**THE TASK**
Would you copy out the whole listing exactly as given?

**RAW DATA**
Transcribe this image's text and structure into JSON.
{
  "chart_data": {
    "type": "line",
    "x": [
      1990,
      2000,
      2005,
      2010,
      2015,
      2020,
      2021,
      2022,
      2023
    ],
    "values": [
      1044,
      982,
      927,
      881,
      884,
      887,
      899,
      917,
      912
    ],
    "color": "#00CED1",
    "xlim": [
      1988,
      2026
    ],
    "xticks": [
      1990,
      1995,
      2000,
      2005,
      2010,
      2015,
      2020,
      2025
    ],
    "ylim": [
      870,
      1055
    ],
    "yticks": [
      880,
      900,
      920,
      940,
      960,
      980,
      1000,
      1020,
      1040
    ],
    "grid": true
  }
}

**EXERCISE RESULT**
Transcribe this image's text and structure into JSON.
{
  "chart_data": {
    "type": "line",
    "x": [
      1990,
      2000,
      2005,
      2010,
      2015,
      2020,
      2021,
      2022,
      2023
    ],
    "values": [
      1044,
      982,
      927,
      881,
      884,
      887,
      899,
      917,
      912
    ],
    "color": "#00CED1",
    "xlim": [
      1988,
      2026
    ],
    "xticks": [
      1990,
      1995,
      2000,
      2005,
      2010,
      2015,
      2020,
      2025
    ],
    "ylim": [
      870,
      1055
    ],
    "yticks": [
      880,
      900,
      920,
      940,
      960,
      980,
      1000,
      1020,
      1040
    ],
    "grid": true
  }
}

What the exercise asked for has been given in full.